Extract each line containing the string "typhoons".
— START OF SOURCE RECORDS —
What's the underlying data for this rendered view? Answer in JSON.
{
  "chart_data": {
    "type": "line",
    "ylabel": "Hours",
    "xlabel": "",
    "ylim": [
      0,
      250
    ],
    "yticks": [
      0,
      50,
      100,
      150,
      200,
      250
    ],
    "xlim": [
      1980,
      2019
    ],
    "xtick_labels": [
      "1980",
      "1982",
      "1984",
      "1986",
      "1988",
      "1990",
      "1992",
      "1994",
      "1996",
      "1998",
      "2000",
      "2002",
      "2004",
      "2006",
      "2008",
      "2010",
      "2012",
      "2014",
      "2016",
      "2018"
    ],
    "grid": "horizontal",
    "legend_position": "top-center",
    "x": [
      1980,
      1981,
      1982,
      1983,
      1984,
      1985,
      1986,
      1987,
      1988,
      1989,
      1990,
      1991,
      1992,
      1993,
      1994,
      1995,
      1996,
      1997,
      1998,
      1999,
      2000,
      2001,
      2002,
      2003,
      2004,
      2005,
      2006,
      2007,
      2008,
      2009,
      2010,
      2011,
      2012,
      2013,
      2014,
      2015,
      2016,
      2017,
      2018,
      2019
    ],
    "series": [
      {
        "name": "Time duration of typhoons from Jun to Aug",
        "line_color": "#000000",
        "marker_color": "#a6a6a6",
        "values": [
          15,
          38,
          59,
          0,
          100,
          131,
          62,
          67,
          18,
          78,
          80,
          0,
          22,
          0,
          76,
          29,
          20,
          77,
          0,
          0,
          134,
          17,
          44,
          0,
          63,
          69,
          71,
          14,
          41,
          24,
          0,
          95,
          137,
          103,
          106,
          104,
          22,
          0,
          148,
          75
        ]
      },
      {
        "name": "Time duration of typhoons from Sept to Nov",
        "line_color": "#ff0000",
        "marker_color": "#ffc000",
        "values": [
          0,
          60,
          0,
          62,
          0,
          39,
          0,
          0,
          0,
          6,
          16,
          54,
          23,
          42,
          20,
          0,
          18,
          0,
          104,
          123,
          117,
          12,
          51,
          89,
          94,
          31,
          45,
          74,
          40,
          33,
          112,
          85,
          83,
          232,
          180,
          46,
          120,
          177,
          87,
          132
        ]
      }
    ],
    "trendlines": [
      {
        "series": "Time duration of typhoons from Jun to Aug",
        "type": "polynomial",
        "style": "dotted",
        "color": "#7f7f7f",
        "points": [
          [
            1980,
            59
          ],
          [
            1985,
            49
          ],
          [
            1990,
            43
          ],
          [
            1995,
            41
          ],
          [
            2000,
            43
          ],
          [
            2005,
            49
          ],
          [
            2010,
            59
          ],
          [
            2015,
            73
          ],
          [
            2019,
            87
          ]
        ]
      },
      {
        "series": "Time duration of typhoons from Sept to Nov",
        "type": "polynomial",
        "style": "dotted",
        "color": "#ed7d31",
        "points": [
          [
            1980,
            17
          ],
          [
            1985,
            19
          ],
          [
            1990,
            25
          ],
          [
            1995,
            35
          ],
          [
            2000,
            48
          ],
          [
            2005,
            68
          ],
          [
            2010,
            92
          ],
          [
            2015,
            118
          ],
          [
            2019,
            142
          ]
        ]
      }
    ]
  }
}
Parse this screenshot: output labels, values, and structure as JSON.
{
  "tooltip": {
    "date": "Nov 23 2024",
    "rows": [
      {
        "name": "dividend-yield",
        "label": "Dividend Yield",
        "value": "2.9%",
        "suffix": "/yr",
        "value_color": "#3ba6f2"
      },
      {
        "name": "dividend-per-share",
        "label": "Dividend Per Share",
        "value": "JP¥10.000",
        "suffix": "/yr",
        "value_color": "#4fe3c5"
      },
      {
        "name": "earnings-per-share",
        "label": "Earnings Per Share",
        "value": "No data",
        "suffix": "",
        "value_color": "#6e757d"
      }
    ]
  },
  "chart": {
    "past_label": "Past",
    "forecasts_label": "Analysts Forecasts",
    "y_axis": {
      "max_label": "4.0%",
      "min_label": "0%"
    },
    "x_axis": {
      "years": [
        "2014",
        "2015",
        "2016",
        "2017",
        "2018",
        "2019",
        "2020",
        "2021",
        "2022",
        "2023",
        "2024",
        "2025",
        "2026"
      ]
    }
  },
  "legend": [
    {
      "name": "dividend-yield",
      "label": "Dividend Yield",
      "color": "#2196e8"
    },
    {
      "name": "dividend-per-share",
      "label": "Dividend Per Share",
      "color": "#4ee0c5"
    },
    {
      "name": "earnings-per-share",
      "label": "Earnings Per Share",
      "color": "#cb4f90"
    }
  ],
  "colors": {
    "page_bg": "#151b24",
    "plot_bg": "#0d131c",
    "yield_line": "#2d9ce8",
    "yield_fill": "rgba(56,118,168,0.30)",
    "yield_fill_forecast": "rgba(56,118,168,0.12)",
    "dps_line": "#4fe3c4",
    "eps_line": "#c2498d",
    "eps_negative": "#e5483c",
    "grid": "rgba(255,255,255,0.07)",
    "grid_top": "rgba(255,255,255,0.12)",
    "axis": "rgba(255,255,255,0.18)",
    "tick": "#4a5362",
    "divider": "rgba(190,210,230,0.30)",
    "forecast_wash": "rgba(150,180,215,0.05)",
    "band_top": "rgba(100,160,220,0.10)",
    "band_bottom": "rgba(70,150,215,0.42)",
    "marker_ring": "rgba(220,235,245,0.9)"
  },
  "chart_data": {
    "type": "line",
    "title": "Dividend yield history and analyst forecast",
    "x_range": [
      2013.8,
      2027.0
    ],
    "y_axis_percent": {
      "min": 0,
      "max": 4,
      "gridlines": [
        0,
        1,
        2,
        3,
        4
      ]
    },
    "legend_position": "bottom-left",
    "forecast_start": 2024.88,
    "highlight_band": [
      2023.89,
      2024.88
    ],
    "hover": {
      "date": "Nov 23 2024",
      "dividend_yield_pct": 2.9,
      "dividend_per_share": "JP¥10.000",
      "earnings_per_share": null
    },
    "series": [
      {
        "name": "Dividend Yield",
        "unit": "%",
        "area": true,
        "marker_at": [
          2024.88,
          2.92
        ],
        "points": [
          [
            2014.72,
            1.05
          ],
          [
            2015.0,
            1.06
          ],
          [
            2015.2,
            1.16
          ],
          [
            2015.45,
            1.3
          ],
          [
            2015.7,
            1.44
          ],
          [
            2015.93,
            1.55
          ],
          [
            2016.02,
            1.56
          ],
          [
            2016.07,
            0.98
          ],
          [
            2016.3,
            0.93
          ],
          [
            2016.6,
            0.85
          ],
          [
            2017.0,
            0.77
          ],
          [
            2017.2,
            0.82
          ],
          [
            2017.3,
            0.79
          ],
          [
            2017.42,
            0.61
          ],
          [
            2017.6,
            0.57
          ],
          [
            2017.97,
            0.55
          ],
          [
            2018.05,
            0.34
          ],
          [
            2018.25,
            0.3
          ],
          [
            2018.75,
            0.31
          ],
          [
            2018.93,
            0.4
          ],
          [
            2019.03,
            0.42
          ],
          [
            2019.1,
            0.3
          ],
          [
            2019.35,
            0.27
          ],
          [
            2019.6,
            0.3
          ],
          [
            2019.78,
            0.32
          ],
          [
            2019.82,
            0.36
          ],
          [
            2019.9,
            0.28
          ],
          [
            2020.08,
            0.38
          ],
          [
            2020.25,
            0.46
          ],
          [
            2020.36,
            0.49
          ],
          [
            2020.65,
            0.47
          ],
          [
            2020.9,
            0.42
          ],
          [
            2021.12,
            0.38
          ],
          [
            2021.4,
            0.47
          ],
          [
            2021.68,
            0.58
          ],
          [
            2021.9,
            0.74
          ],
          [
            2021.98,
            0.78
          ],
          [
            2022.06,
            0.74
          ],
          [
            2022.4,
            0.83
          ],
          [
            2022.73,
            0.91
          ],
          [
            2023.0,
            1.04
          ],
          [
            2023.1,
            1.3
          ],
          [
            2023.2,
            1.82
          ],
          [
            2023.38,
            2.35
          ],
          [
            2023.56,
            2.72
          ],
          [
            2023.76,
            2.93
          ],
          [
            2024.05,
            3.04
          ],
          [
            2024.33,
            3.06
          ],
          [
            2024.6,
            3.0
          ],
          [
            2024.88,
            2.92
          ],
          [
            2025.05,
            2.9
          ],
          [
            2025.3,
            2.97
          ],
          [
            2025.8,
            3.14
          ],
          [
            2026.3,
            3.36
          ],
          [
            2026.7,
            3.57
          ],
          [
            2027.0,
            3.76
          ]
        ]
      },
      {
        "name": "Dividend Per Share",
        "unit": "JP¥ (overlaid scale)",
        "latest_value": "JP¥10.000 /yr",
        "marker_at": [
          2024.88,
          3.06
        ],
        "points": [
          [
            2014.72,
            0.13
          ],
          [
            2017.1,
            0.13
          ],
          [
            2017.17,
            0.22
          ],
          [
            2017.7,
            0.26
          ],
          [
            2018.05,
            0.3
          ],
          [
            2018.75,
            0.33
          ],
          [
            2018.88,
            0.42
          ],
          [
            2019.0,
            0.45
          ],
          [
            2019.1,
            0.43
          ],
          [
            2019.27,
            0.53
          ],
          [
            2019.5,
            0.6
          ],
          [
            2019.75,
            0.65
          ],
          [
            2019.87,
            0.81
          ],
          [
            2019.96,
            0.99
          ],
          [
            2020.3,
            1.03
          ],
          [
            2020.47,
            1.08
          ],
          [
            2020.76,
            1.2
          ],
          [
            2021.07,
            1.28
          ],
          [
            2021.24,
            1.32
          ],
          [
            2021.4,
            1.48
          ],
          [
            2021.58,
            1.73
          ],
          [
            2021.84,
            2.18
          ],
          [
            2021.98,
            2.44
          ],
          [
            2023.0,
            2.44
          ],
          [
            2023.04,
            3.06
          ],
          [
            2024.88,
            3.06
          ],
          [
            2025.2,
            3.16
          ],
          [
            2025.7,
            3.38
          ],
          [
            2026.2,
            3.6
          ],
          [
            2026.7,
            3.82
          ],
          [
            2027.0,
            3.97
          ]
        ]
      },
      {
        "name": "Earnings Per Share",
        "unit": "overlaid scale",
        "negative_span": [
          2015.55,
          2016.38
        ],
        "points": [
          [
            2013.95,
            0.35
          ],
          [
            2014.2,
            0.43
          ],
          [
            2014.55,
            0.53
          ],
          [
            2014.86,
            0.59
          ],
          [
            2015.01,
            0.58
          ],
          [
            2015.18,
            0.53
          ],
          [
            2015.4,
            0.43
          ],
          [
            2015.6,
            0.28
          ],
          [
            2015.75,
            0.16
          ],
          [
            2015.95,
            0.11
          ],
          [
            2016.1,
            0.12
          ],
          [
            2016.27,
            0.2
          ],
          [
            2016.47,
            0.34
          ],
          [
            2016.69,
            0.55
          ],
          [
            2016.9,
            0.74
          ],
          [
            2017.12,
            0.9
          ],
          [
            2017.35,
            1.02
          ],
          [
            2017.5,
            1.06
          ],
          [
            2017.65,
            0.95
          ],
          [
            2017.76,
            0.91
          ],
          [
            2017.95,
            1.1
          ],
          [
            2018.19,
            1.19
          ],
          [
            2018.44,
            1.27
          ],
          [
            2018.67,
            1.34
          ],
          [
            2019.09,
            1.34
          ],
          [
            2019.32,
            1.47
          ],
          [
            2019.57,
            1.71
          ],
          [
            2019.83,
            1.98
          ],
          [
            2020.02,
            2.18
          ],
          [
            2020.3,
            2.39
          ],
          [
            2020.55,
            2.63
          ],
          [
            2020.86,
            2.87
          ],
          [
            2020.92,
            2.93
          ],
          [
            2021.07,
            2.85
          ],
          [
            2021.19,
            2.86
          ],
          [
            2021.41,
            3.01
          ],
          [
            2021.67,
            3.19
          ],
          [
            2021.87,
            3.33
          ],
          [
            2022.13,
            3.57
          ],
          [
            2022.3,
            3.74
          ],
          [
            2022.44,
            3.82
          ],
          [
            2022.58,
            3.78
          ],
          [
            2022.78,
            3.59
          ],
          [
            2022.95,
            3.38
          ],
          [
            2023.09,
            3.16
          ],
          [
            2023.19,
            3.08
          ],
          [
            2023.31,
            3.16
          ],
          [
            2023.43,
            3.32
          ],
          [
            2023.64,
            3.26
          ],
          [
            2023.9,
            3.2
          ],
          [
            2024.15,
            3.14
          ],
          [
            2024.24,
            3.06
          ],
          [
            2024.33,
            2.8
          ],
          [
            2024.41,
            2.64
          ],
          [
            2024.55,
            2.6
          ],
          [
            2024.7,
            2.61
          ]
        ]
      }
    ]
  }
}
— END OF SOURCE RECORDS —
» **RIGHT ANSWER**:
        "name": "Time duration of typhoons from Jun to Aug",
        "name": "Time duration of typhoons from Sept to Nov",
        "series": "Time duration of typhoons from Jun to Aug",
        "series": "Time duration of typhoons from Sept to Nov",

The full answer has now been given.